Records from a data source:
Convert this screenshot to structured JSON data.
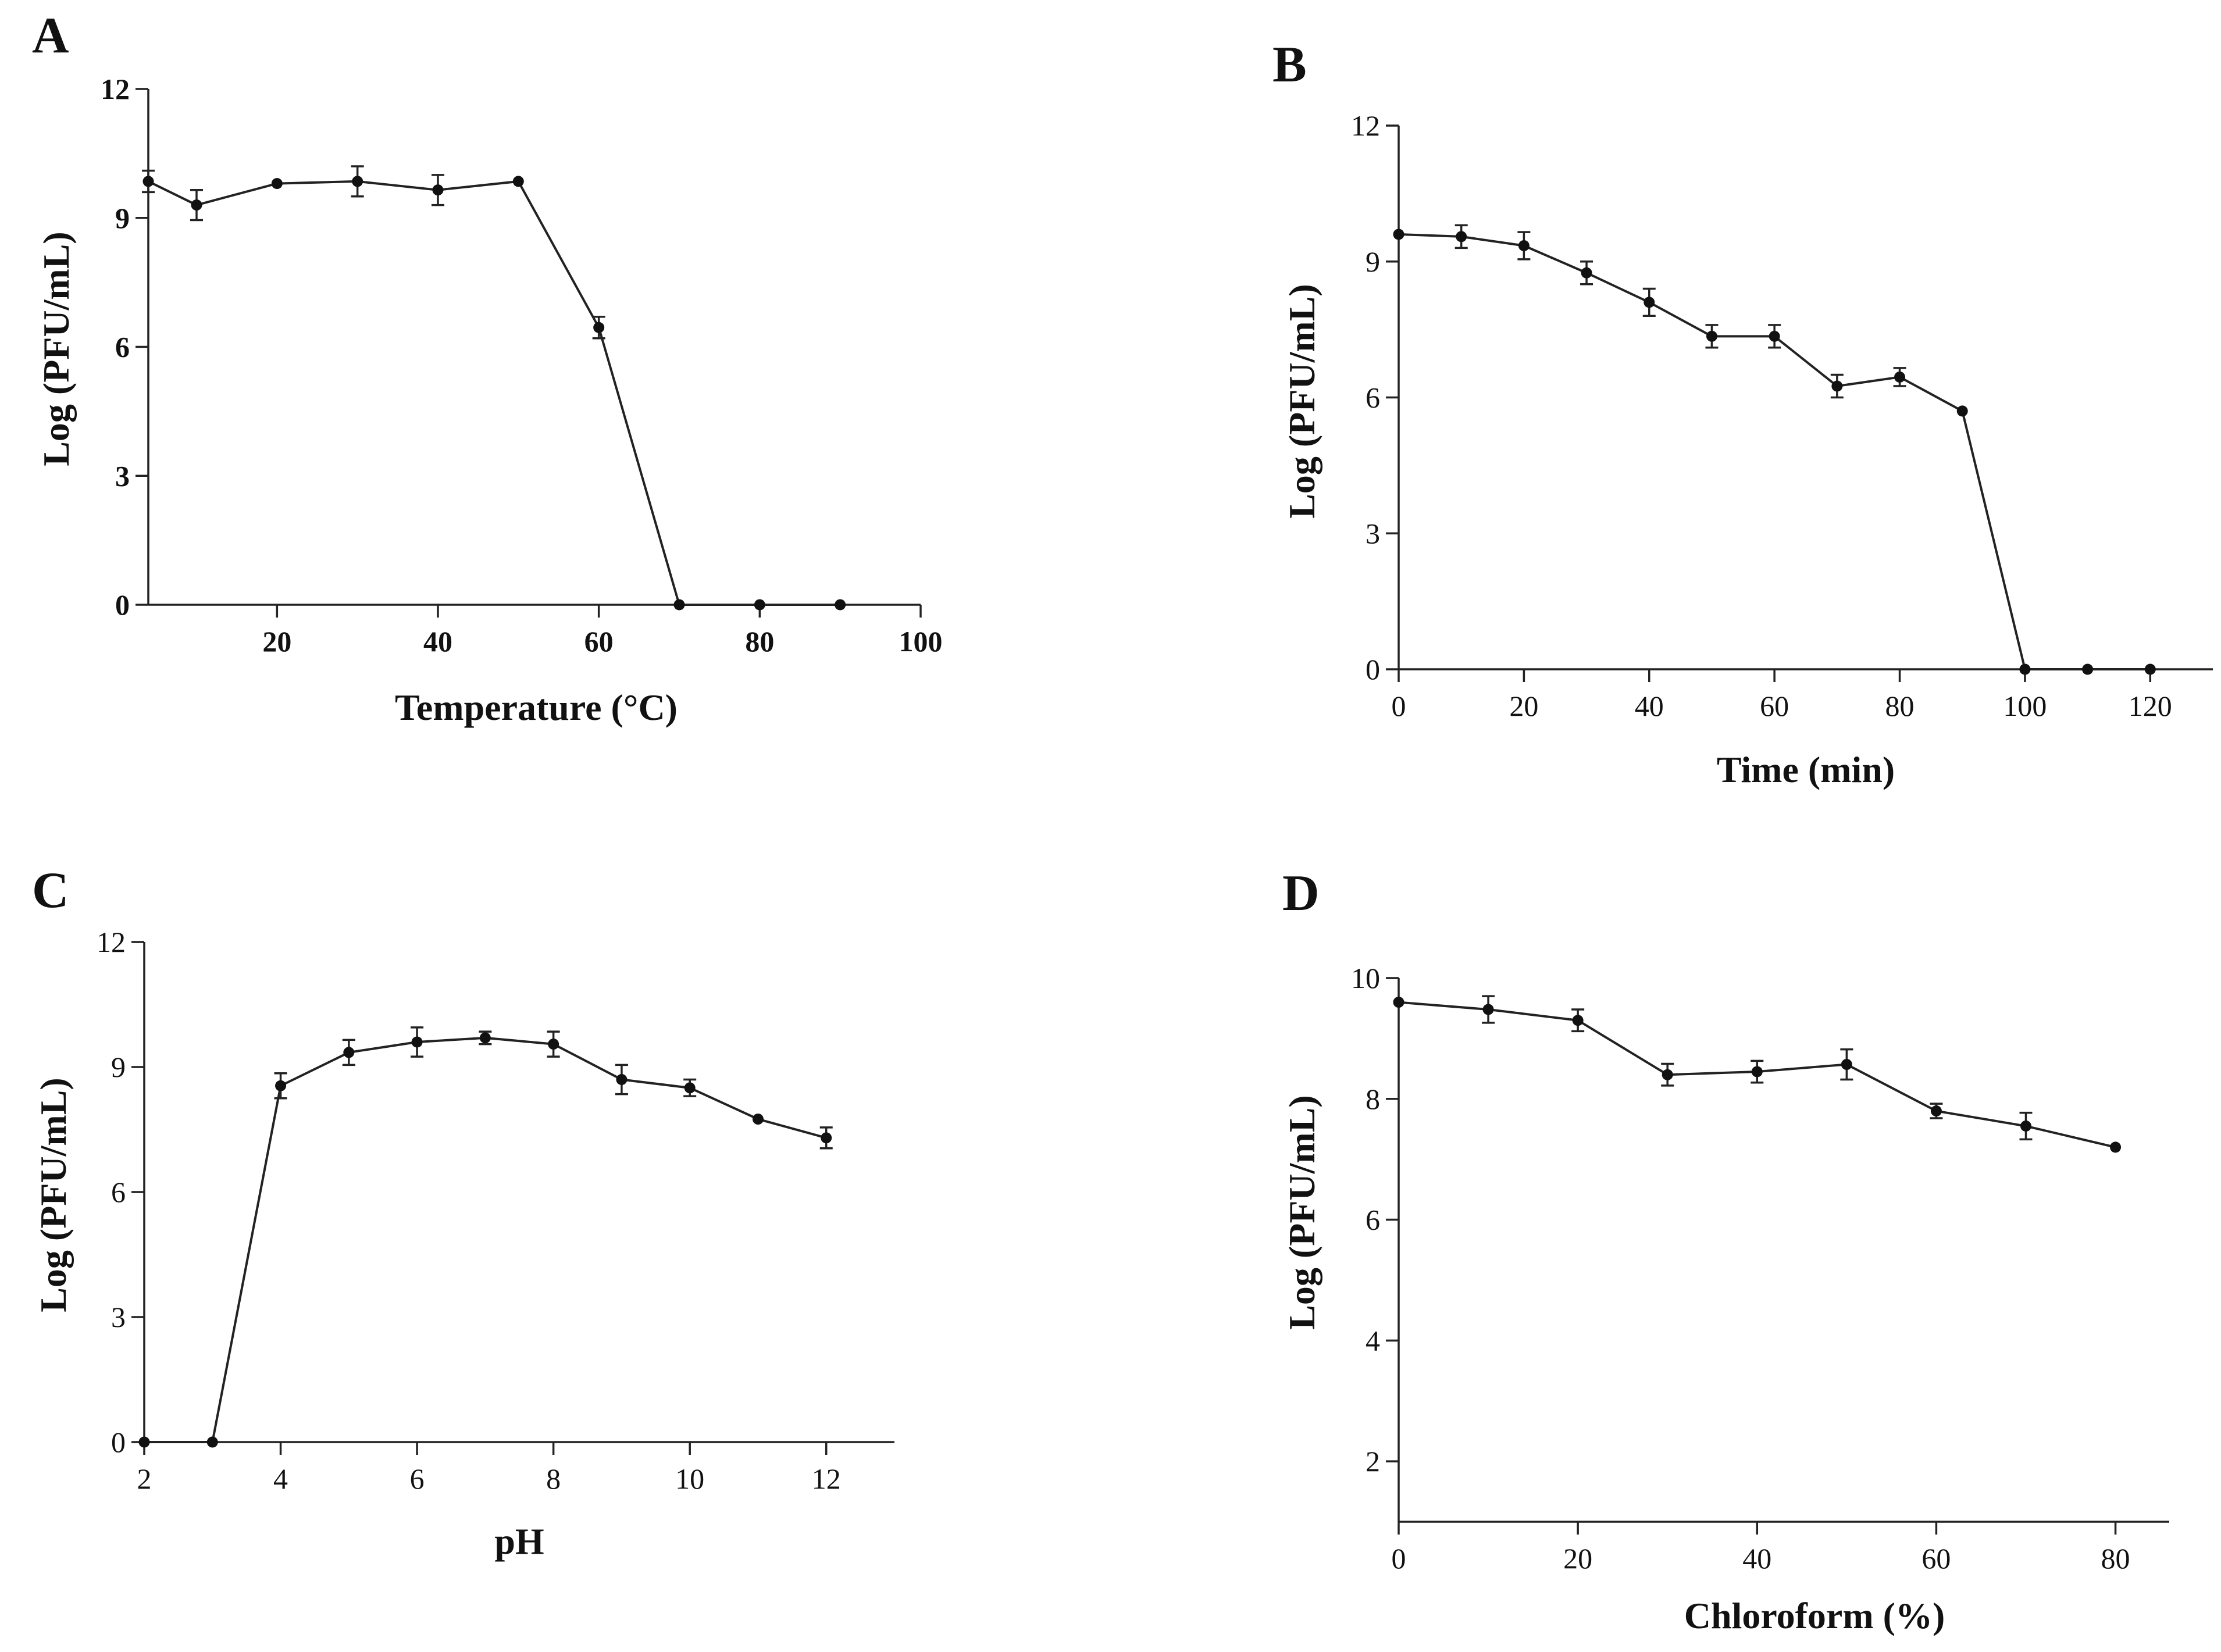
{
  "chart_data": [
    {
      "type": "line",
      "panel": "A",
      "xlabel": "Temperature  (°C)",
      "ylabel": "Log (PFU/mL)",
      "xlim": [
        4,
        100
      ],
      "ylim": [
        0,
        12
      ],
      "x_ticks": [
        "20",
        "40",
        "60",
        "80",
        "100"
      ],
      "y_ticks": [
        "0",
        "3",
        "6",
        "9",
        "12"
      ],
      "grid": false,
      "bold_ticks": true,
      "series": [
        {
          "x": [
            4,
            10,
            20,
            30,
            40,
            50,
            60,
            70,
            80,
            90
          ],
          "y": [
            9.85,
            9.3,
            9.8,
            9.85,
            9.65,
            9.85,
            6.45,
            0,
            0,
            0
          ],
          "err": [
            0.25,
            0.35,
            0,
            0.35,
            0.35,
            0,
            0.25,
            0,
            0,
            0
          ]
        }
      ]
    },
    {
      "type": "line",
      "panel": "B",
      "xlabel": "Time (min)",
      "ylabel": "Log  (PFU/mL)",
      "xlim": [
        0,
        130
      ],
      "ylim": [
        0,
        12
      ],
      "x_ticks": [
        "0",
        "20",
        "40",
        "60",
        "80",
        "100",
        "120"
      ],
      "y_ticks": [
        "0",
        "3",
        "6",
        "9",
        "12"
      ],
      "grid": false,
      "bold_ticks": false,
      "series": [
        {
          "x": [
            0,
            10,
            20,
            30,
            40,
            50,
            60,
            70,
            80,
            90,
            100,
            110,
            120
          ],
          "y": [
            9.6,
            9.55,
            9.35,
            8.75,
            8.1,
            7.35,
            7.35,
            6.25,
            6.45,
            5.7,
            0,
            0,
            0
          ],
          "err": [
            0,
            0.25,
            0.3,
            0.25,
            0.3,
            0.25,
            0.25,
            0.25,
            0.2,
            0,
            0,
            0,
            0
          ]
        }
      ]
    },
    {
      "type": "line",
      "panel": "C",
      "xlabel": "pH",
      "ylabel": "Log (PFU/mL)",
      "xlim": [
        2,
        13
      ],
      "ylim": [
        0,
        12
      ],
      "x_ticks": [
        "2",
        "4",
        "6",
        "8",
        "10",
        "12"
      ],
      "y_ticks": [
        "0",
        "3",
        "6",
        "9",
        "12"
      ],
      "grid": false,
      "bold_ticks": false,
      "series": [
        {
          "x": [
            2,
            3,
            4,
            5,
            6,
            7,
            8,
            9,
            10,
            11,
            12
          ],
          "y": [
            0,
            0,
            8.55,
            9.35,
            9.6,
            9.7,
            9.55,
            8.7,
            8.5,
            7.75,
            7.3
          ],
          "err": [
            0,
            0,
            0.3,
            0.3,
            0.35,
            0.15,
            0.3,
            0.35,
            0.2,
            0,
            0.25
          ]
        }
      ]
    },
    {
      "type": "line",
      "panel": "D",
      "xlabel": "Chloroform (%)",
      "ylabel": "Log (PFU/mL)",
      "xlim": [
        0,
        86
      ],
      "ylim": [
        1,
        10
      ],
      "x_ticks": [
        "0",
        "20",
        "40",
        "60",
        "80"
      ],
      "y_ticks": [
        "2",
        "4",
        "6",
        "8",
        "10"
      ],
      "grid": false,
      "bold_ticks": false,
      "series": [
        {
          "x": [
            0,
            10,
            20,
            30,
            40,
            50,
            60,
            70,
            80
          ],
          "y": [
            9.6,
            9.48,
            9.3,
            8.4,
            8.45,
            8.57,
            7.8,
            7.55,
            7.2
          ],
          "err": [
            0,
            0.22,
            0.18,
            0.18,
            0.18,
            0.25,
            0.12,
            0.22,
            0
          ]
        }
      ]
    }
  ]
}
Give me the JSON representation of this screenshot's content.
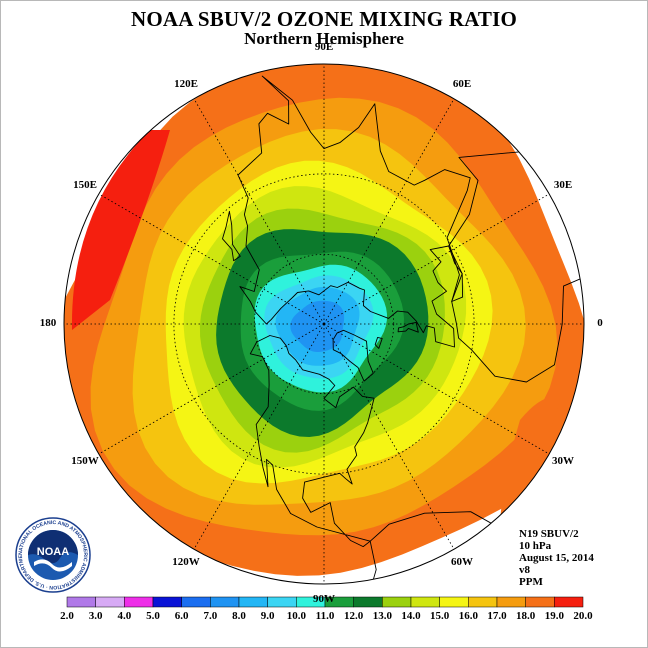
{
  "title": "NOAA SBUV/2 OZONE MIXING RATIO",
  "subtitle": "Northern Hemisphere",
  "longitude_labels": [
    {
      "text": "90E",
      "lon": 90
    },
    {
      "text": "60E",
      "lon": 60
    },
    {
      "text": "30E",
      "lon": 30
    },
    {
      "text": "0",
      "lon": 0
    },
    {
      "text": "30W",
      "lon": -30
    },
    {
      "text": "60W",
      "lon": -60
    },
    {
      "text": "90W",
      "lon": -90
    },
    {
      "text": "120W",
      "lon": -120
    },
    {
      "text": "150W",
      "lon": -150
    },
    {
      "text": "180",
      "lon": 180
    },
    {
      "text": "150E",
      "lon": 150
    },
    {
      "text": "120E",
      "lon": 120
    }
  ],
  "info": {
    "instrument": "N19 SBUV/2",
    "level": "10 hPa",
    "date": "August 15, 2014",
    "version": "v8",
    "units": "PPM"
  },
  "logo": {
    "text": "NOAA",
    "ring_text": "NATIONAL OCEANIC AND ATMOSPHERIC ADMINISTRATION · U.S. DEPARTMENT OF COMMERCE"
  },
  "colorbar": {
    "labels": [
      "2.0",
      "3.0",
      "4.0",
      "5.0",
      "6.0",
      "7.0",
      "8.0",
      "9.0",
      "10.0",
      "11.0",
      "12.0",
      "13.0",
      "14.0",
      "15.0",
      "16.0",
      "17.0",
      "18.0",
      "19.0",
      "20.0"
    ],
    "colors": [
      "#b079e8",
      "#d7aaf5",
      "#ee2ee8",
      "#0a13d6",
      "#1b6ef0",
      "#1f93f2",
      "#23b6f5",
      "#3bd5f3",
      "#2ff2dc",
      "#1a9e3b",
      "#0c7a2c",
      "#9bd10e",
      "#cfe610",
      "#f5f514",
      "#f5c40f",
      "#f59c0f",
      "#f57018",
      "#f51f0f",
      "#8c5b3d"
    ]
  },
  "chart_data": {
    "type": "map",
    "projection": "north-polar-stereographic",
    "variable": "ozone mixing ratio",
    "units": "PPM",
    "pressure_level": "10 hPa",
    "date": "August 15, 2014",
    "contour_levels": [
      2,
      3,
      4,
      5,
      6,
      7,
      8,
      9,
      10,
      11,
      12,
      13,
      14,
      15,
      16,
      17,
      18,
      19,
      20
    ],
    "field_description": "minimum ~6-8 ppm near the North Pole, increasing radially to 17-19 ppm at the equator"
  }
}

▸ **GOAL**
Repeat each entry above word for word, leaving every picture out.

▸ **FINISHED ANSWER**
Convert this screenshot to structured JSON data.
{
  "chart_data": [
    {
      "type": "line",
      "panel": "A",
      "xlabel": "Temperature  (°C)",
      "ylabel": "Log (PFU/mL)",
      "xlim": [
        4,
        100
      ],
      "ylim": [
        0,
        12
      ],
      "x_ticks": [
        "20",
        "40",
        "60",
        "80",
        "100"
      ],
      "y_ticks": [
        "0",
        "3",
        "6",
        "9",
        "12"
      ],
      "grid": false,
      "bold_ticks": true,
      "series": [
        {
          "x": [
            4,
            10,
            20,
            30,
            40,
            50,
            60,
            70,
            80,
            90
          ],
          "y": [
            9.85,
            9.3,
            9.8,
            9.85,
            9.65,
            9.85,
            6.45,
            0,
            0,
            0
          ],
          "err": [
            0.25,
            0.35,
            0,
            0.35,
            0.35,
            0,
            0.25,
            0,
            0,
            0
          ]
        }
      ]
    },
    {
      "type": "line",
      "panel": "B",
      "xlabel": "Time (min)",
      "ylabel": "Log  (PFU/mL)",
      "xlim": [
        0,
        130
      ],
      "ylim": [
        0,
        12
      ],
      "x_ticks": [
        "0",
        "20",
        "40",
        "60",
        "80",
        "100",
        "120"
      ],
      "y_ticks": [
        "0",
        "3",
        "6",
        "9",
        "12"
      ],
      "grid": false,
      "bold_ticks": false,
      "series": [
        {
          "x": [
            0,
            10,
            20,
            30,
            40,
            50,
            60,
            70,
            80,
            90,
            100,
            110,
            120
          ],
          "y": [
            9.6,
            9.55,
            9.35,
            8.75,
            8.1,
            7.35,
            7.35,
            6.25,
            6.45,
            5.7,
            0,
            0,
            0
          ],
          "err": [
            0,
            0.25,
            0.3,
            0.25,
            0.3,
            0.25,
            0.25,
            0.25,
            0.2,
            0,
            0,
            0,
            0
          ]
        }
      ]
    },
    {
      "type": "line",
      "panel": "C",
      "xlabel": "pH",
      "ylabel": "Log (PFU/mL)",
      "xlim": [
        2,
        13
      ],
      "ylim": [
        0,
        12
      ],
      "x_ticks": [
        "2",
        "4",
        "6",
        "8",
        "10",
        "12"
      ],
      "y_ticks": [
        "0",
        "3",
        "6",
        "9",
        "12"
      ],
      "grid": false,
      "bold_ticks": false,
      "series": [
        {
          "x": [
            2,
            3,
            4,
            5,
            6,
            7,
            8,
            9,
            10,
            11,
            12
          ],
          "y": [
            0,
            0,
            8.55,
            9.35,
            9.6,
            9.7,
            9.55,
            8.7,
            8.5,
            7.75,
            7.3
          ],
          "err": [
            0,
            0,
            0.3,
            0.3,
            0.35,
            0.15,
            0.3,
            0.35,
            0.2,
            0,
            0.25
          ]
        }
      ]
    },
    {
      "type": "line",
      "panel": "D",
      "xlabel": "Chloroform (%)",
      "ylabel": "Log (PFU/mL)",
      "xlim": [
        0,
        86
      ],
      "ylim": [
        1,
        10
      ],
      "x_ticks": [
        "0",
        "20",
        "40",
        "60",
        "80"
      ],
      "y_ticks": [
        "2",
        "4",
        "6",
        "8",
        "10"
      ],
      "grid": false,
      "bold_ticks": false,
      "series": [
        {
          "x": [
            0,
            10,
            20,
            30,
            40,
            50,
            60,
            70,
            80
          ],
          "y": [
            9.6,
            9.48,
            9.3,
            8.4,
            8.45,
            8.57,
            7.8,
            7.55,
            7.2
          ],
          "err": [
            0,
            0.22,
            0.18,
            0.18,
            0.18,
            0.25,
            0.12,
            0.22,
            0
          ]
        }
      ]
    }
  ]
}
Give me the JSON representation of this screenshot's content.
{
  "title": "NOAA SBUV/2 OZONE MIXING RATIO",
  "subtitle": "Northern Hemisphere",
  "longitude_labels": [
    {
      "text": "90E",
      "lon": 90
    },
    {
      "text": "60E",
      "lon": 60
    },
    {
      "text": "30E",
      "lon": 30
    },
    {
      "text": "0",
      "lon": 0
    },
    {
      "text": "30W",
      "lon": -30
    },
    {
      "text": "60W",
      "lon": -60
    },
    {
      "text": "90W",
      "lon": -90
    },
    {
      "text": "120W",
      "lon": -120
    },
    {
      "text": "150W",
      "lon": -150
    },
    {
      "text": "180",
      "lon": 180
    },
    {
      "text": "150E",
      "lon": 150
    },
    {
      "text": "120E",
      "lon": 120
    }
  ],
  "info": {
    "instrument": "N19 SBUV/2",
    "level": "10 hPa",
    "date": "August 15, 2014",
    "version": "v8",
    "units": "PPM"
  },
  "logo": {
    "text": "NOAA",
    "ring_text": "NATIONAL OCEANIC AND ATMOSPHERIC ADMINISTRATION · U.S. DEPARTMENT OF COMMERCE"
  },
  "colorbar": {
    "labels": [
      "2.0",
      "3.0",
      "4.0",
      "5.0",
      "6.0",
      "7.0",
      "8.0",
      "9.0",
      "10.0",
      "11.0",
      "12.0",
      "13.0",
      "14.0",
      "15.0",
      "16.0",
      "17.0",
      "18.0",
      "19.0",
      "20.0"
    ],
    "colors": [
      "#b079e8",
      "#d7aaf5",
      "#ee2ee8",
      "#0a13d6",
      "#1b6ef0",
      "#1f93f2",
      "#23b6f5",
      "#3bd5f3",
      "#2ff2dc",
      "#1a9e3b",
      "#0c7a2c",
      "#9bd10e",
      "#cfe610",
      "#f5f514",
      "#f5c40f",
      "#f59c0f",
      "#f57018",
      "#f51f0f",
      "#8c5b3d"
    ]
  },
  "chart_data": {
    "type": "map",
    "projection": "north-polar-stereographic",
    "variable": "ozone mixing ratio",
    "units": "PPM",
    "pressure_level": "10 hPa",
    "date": "August 15, 2014",
    "contour_levels": [
      2,
      3,
      4,
      5,
      6,
      7,
      8,
      9,
      10,
      11,
      12,
      13,
      14,
      15,
      16,
      17,
      18,
      19,
      20
    ],
    "field_description": "minimum ~6-8 ppm near the North Pole, increasing radially to 17-19 ppm at the equator"
  }
}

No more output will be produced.